— Begin Extracted information —

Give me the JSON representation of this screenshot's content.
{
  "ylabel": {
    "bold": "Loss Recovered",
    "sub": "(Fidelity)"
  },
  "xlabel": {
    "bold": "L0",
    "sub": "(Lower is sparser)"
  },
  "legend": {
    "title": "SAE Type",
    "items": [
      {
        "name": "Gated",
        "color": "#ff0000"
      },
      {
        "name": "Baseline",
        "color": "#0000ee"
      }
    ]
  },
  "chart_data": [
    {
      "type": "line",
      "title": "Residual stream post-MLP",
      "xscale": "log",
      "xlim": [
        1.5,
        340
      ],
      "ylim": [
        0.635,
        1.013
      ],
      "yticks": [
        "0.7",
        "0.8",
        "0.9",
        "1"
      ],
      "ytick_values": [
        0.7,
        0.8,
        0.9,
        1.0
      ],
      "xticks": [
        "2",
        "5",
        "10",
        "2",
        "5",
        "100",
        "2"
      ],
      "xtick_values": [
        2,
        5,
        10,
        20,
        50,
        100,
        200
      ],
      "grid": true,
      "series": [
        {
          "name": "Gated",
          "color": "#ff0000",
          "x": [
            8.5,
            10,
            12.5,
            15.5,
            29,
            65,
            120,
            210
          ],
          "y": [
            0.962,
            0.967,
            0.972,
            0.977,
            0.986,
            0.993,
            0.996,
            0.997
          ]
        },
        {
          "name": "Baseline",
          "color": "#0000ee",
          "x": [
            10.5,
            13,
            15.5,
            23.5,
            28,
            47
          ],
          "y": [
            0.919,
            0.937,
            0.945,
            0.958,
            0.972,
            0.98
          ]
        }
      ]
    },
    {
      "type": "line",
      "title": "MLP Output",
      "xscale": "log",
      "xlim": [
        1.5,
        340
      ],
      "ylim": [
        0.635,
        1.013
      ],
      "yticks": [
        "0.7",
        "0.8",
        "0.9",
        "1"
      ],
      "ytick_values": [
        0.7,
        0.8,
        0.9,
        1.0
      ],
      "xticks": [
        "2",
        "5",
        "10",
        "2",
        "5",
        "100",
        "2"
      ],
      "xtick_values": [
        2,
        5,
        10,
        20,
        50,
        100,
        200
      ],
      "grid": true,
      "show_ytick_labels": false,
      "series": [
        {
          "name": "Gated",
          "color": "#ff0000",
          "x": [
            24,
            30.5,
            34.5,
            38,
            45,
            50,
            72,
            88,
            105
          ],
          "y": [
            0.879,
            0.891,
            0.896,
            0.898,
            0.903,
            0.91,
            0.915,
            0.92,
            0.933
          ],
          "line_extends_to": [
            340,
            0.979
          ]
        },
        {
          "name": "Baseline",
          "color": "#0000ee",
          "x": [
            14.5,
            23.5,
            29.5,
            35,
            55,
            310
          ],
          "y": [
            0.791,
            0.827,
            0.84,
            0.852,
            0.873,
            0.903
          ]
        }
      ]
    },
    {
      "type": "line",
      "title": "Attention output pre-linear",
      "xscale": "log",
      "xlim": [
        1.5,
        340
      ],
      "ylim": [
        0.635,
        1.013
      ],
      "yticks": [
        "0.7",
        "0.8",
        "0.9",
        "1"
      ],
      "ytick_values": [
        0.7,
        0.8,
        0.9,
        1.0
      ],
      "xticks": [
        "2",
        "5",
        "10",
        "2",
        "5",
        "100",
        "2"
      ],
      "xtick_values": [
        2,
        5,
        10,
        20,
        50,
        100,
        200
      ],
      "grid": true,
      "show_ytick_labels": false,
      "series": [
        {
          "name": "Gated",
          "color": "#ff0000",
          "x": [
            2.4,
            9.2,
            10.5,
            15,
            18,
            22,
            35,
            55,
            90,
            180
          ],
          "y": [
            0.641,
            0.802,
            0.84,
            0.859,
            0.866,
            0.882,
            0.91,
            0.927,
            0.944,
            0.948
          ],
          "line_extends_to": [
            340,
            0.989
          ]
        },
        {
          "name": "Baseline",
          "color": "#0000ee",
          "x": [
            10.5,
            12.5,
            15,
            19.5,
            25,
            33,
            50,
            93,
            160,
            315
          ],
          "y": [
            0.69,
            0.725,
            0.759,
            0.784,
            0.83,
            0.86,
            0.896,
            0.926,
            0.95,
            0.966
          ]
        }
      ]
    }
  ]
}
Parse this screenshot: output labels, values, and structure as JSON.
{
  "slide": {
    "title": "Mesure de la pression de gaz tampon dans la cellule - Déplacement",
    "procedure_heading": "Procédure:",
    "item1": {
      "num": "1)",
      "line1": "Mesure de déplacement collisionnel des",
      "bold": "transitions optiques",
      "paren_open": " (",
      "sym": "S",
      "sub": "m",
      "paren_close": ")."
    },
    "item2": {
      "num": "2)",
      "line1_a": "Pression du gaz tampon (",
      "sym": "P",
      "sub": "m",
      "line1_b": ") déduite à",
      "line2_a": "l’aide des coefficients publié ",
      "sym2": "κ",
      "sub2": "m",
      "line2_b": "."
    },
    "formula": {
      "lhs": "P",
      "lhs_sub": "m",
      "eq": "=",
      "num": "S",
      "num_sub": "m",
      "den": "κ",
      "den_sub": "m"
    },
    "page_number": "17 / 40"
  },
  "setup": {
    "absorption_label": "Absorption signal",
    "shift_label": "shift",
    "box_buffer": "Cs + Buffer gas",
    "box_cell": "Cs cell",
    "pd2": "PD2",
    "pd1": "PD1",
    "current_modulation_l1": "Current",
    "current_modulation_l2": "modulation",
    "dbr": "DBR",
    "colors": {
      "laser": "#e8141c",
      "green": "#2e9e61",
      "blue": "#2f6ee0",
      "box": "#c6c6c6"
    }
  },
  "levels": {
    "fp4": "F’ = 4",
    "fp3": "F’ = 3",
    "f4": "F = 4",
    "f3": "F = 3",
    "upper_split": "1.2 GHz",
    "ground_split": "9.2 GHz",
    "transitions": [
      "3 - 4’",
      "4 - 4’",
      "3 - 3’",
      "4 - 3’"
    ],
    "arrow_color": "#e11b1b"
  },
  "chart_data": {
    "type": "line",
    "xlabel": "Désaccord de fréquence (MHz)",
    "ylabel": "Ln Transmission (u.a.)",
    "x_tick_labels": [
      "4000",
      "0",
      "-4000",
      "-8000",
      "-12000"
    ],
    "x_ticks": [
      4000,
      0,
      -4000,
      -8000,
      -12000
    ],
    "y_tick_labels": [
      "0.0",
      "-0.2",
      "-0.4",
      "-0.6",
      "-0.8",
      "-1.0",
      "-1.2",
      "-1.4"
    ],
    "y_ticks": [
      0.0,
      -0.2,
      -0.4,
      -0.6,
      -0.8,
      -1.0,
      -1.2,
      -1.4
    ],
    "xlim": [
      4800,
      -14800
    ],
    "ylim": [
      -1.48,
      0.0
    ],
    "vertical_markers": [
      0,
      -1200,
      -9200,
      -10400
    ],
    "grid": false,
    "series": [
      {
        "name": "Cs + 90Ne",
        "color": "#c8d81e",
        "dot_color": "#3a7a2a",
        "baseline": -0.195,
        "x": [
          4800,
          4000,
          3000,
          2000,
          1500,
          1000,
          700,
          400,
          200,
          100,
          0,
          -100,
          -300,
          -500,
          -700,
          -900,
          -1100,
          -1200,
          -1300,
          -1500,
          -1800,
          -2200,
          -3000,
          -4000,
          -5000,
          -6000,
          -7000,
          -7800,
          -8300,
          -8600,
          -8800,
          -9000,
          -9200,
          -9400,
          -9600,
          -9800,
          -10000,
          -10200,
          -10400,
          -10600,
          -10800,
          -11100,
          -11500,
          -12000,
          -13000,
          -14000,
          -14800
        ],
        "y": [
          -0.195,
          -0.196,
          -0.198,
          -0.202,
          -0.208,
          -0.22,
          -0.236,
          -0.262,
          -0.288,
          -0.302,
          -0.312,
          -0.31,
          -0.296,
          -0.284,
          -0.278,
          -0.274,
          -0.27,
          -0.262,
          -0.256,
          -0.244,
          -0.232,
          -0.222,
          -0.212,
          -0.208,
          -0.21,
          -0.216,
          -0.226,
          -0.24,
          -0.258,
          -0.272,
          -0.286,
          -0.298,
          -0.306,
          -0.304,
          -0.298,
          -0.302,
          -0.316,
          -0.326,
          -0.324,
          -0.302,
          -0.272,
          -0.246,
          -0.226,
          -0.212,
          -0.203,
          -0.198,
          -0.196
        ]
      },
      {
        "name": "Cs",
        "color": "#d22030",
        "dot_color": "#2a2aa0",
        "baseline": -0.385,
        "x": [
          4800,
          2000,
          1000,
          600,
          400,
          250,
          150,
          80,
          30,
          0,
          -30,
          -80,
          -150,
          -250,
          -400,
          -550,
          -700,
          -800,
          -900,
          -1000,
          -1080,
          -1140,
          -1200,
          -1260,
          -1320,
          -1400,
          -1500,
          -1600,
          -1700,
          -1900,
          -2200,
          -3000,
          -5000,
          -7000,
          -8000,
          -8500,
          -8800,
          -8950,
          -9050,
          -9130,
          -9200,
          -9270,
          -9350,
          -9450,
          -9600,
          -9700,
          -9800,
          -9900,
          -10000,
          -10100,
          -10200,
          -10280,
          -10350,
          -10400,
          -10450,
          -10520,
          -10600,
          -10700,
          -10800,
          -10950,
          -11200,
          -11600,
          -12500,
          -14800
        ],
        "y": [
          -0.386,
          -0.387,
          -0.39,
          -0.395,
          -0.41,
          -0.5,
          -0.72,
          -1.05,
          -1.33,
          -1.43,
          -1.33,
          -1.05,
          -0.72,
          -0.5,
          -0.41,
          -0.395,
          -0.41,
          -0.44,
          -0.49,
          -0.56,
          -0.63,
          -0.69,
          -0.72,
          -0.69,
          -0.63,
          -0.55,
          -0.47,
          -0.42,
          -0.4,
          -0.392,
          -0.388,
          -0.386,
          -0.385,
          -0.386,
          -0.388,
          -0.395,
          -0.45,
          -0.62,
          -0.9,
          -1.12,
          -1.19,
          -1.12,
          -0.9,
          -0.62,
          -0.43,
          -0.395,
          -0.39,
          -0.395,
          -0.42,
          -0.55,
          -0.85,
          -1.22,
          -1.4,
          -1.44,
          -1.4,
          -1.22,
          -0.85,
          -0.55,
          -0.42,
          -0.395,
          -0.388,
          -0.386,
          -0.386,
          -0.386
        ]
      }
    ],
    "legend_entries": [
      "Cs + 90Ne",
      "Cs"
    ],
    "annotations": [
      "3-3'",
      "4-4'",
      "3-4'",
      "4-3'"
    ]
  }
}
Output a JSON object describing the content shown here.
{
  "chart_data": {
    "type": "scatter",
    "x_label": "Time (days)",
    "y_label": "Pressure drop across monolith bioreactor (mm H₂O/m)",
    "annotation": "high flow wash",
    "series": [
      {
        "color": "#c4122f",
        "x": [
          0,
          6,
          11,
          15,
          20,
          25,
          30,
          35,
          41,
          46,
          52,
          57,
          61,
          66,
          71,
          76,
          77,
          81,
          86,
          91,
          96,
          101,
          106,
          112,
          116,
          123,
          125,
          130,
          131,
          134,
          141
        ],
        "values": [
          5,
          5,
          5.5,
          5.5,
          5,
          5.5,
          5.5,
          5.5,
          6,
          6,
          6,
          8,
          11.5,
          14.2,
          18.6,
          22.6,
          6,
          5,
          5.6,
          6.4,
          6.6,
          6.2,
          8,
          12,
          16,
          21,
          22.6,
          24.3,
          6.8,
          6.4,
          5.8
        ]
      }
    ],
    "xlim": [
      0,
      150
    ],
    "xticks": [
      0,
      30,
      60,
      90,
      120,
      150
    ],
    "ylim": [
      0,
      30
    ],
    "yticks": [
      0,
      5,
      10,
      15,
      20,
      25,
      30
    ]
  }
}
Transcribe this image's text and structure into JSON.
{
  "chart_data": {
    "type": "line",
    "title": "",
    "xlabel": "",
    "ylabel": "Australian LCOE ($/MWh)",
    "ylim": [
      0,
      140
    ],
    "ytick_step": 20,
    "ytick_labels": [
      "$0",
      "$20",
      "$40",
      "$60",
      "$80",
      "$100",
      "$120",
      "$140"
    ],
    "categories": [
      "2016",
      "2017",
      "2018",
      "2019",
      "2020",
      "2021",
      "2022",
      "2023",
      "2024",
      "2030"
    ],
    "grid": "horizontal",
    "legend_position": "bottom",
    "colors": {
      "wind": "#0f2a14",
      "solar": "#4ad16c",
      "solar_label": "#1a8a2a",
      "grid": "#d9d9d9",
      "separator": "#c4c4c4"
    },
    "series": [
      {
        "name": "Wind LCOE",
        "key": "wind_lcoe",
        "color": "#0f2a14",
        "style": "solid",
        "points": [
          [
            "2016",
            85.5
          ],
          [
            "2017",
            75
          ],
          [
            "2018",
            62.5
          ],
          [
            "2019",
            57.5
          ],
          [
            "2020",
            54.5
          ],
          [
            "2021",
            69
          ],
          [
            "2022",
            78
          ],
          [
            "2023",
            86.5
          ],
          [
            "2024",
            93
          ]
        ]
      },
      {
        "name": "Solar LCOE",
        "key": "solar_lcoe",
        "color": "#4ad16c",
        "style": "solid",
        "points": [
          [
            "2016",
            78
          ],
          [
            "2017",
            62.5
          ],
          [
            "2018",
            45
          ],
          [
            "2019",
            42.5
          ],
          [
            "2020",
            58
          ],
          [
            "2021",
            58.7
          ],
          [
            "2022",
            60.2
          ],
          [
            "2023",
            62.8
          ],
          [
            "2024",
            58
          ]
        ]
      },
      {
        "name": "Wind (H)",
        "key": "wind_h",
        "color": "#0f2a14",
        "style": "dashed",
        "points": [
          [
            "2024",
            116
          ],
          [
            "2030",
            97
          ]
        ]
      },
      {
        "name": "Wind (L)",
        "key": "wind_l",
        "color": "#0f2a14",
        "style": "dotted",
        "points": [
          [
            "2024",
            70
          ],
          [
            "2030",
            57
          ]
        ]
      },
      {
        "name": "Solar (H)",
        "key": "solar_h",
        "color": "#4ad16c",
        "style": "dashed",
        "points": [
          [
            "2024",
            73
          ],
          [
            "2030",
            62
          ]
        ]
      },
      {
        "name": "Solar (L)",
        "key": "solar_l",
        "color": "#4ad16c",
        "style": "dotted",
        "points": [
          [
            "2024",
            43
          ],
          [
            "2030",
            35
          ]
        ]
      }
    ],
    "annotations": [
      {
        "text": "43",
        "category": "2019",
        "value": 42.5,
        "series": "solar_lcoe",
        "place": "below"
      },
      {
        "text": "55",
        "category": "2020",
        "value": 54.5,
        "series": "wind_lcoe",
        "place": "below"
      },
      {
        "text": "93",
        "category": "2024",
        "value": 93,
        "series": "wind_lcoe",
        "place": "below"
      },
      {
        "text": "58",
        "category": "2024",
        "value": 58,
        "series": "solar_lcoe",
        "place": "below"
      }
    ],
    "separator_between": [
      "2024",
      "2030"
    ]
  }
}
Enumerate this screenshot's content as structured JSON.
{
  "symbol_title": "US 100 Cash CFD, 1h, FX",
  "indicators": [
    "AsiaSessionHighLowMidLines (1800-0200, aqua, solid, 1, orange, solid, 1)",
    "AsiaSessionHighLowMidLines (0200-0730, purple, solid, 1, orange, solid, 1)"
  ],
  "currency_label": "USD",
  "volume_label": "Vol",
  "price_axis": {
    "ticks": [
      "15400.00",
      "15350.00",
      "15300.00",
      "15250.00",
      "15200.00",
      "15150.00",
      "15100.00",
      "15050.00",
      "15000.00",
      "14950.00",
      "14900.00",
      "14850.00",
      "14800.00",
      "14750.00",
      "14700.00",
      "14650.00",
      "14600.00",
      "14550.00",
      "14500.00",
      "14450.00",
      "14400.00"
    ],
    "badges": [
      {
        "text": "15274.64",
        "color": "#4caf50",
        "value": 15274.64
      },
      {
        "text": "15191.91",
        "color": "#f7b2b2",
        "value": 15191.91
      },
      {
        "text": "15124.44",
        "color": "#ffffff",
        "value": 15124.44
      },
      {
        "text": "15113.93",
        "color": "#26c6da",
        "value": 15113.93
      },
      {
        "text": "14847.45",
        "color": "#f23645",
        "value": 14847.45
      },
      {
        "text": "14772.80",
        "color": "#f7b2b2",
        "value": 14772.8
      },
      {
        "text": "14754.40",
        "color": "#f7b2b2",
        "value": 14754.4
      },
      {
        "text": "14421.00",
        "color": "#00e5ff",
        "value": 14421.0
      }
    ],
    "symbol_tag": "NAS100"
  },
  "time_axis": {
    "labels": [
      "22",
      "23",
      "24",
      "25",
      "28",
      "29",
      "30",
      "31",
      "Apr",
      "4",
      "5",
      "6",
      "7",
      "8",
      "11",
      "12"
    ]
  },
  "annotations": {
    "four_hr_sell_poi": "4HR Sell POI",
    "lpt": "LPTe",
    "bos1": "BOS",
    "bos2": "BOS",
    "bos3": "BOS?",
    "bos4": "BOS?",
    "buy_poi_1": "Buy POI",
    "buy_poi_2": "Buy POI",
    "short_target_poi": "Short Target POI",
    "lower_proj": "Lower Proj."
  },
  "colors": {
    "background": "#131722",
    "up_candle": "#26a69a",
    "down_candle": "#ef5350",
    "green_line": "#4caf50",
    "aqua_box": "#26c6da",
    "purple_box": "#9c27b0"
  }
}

— End Extracted information —

Challenge:
Copy each line of the records containing the string "category".

Task output:
        "category": "2019",
        "category": "2020",
        "category": "2024",
        "category": "2024",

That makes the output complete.